#### Request
Go through each line of the records below and count those with the word "RUMIRYUJIN". Give only the count.
* Start Given entries *
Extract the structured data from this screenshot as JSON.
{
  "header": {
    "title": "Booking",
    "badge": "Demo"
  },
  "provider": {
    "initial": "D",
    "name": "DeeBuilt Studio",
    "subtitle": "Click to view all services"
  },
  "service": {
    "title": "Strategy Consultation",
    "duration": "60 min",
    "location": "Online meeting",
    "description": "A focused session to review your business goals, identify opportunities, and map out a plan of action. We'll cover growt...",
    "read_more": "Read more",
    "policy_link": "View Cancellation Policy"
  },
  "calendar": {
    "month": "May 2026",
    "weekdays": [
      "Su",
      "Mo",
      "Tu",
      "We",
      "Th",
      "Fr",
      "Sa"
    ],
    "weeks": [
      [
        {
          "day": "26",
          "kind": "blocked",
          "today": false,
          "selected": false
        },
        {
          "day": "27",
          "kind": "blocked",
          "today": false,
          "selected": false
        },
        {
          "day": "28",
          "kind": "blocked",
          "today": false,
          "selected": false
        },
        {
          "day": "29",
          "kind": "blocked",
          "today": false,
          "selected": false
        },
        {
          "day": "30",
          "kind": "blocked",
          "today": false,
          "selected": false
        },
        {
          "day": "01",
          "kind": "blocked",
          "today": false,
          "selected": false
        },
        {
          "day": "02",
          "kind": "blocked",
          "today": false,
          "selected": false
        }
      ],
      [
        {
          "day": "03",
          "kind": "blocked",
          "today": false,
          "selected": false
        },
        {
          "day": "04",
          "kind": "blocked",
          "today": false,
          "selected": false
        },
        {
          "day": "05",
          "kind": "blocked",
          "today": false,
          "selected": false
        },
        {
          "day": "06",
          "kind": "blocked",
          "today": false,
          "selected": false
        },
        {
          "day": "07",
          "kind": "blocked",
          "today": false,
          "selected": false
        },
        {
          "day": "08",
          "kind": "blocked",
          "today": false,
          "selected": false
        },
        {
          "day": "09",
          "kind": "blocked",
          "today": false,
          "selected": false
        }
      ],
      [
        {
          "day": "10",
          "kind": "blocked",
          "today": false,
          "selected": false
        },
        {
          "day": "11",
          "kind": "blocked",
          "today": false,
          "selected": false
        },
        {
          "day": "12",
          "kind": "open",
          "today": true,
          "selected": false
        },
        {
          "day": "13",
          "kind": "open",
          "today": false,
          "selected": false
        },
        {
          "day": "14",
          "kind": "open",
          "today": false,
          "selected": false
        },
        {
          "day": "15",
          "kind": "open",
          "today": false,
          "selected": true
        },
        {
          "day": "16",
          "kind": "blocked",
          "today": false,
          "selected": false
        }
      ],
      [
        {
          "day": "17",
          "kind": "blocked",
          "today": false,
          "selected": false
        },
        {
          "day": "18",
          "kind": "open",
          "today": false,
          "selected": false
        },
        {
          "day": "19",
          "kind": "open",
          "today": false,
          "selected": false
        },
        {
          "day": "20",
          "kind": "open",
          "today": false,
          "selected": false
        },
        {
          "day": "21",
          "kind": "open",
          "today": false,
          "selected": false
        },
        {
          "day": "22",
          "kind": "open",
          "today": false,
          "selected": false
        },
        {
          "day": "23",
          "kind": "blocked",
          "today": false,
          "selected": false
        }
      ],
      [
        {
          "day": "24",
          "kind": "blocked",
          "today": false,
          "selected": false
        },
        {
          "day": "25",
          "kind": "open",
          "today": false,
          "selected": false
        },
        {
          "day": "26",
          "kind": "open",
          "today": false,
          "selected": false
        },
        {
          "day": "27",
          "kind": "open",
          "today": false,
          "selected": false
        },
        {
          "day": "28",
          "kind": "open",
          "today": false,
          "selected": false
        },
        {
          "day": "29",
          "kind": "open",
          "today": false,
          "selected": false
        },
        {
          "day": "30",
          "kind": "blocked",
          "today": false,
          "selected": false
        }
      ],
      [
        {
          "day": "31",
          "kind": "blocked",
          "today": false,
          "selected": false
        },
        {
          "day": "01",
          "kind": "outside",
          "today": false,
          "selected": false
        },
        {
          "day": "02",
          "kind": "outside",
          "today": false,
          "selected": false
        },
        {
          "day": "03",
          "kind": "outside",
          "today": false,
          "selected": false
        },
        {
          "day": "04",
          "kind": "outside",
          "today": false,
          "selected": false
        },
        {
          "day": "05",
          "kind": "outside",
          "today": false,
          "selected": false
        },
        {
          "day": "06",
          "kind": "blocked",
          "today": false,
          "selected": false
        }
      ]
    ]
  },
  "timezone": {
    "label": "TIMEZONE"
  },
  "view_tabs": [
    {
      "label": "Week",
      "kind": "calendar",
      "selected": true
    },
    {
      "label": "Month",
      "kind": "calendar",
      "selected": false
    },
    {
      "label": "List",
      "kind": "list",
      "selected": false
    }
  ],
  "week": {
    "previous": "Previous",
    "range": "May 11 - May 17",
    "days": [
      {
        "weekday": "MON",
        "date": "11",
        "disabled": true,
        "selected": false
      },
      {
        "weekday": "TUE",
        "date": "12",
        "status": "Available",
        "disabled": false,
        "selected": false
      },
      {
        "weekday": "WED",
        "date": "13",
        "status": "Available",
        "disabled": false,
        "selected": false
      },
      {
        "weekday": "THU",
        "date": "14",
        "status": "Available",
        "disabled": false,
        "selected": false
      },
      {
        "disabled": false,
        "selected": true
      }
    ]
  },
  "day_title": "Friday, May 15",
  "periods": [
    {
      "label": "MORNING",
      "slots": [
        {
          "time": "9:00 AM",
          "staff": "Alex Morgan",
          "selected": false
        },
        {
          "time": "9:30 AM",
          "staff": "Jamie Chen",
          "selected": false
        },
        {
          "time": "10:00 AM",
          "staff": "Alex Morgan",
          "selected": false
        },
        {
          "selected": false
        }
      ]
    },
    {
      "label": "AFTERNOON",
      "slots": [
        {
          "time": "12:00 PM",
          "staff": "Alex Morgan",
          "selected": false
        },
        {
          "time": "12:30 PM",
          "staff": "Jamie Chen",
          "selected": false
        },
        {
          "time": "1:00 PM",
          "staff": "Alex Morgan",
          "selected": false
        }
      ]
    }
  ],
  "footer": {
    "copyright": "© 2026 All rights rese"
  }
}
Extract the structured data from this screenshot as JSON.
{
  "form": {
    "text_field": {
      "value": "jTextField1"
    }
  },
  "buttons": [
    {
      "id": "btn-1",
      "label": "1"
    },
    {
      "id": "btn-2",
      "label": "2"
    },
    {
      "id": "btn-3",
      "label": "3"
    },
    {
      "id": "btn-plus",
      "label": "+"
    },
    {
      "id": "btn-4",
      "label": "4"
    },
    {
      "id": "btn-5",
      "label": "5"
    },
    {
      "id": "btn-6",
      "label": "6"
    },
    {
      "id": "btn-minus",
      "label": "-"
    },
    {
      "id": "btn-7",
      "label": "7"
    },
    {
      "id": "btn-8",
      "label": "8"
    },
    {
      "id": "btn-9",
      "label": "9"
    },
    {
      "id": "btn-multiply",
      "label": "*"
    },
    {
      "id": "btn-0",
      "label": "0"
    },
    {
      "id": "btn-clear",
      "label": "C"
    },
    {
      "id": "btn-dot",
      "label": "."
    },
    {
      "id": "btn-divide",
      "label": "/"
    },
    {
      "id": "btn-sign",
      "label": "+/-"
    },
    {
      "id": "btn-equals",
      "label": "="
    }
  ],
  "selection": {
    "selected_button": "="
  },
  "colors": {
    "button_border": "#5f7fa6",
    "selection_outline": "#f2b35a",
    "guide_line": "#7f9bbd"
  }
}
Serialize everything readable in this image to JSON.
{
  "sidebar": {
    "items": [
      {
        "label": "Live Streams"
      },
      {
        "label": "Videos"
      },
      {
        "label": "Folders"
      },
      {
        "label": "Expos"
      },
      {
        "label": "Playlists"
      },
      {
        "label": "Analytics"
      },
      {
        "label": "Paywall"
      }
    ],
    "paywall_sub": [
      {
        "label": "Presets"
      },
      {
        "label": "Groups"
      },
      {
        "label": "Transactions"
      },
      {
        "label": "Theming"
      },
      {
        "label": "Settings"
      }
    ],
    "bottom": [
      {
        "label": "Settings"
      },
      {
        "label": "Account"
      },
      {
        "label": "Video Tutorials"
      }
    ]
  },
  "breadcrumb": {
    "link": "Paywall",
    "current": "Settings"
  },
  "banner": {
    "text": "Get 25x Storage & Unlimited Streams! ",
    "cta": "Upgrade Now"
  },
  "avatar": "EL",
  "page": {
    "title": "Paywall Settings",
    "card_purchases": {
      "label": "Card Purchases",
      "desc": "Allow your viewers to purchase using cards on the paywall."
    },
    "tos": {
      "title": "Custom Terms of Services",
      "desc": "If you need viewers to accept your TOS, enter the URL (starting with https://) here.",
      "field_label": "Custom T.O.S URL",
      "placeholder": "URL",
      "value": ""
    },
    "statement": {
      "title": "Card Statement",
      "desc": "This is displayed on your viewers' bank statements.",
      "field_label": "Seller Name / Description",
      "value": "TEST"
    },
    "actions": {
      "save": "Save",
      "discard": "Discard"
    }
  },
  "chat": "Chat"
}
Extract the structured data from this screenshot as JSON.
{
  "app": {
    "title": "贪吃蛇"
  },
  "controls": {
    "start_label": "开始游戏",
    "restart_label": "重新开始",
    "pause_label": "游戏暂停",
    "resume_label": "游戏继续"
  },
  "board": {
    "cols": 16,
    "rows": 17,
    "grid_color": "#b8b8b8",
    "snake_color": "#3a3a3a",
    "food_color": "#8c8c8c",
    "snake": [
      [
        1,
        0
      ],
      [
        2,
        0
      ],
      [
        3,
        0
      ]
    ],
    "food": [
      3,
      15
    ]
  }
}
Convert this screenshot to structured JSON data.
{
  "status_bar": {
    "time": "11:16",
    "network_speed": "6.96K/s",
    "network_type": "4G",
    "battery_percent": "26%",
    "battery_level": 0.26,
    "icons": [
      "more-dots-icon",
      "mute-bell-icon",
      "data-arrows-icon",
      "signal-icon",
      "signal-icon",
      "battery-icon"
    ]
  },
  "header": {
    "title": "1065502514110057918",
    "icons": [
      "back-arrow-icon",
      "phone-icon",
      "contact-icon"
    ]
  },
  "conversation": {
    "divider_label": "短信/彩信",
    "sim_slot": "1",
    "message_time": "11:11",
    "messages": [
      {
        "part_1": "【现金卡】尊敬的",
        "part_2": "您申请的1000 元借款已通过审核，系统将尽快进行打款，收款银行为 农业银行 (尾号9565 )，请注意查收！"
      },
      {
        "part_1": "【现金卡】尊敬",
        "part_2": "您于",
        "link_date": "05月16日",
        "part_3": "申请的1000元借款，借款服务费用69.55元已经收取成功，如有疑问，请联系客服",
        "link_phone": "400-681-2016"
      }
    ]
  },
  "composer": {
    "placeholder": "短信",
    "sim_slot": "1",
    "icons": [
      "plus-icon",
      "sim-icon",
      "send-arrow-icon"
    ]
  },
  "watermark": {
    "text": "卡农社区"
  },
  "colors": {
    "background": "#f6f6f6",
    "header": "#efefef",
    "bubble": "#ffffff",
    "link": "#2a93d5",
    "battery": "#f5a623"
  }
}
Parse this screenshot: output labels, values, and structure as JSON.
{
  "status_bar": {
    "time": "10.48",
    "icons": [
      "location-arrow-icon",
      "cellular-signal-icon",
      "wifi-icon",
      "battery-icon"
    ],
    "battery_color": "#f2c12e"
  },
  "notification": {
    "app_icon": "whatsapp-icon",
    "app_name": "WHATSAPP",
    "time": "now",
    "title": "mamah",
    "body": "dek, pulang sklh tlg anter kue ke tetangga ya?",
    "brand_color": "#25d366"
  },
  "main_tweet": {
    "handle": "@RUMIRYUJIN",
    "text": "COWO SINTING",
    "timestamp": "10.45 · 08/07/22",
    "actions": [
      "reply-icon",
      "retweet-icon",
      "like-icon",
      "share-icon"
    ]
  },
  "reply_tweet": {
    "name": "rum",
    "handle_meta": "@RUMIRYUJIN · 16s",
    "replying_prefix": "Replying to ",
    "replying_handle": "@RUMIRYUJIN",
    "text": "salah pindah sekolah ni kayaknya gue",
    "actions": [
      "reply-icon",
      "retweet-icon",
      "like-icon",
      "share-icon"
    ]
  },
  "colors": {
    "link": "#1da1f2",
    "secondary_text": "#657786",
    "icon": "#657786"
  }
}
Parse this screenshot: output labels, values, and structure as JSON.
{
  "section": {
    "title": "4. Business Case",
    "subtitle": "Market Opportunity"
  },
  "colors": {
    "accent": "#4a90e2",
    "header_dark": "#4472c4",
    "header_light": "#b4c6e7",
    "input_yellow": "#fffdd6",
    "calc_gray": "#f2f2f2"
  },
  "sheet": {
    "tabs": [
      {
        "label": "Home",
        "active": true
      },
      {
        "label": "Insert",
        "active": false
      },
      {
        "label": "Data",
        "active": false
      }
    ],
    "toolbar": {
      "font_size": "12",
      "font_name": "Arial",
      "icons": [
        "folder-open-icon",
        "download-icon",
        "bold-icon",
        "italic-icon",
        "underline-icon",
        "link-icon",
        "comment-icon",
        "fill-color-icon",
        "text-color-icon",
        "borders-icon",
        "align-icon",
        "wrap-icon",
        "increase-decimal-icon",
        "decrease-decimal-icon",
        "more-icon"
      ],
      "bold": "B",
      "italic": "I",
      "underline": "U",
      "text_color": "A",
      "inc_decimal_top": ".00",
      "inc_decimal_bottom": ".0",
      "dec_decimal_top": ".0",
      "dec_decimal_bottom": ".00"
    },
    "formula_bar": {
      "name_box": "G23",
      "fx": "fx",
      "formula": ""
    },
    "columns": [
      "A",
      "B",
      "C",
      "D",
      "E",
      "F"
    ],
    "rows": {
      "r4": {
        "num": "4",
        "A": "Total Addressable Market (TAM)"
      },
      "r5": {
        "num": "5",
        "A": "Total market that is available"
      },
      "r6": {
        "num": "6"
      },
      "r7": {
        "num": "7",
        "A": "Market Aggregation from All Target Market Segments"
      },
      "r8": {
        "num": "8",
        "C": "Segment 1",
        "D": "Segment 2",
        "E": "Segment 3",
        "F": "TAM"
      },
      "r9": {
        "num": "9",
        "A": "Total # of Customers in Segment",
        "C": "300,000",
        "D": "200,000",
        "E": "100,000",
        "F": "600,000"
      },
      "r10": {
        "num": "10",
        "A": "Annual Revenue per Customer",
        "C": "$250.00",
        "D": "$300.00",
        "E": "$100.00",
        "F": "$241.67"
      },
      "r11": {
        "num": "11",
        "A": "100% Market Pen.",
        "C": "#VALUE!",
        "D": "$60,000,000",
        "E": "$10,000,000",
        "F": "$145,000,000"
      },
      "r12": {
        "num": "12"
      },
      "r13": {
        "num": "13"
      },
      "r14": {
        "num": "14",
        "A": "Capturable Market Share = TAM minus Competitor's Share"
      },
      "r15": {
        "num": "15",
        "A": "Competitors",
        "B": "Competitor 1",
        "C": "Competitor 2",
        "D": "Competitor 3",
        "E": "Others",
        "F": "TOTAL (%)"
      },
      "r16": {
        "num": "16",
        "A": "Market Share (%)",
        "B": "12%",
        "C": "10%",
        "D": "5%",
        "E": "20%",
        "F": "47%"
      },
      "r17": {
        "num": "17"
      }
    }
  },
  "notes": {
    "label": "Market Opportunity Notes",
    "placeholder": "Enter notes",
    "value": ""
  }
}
* End Given entries *
#### Problem solution
3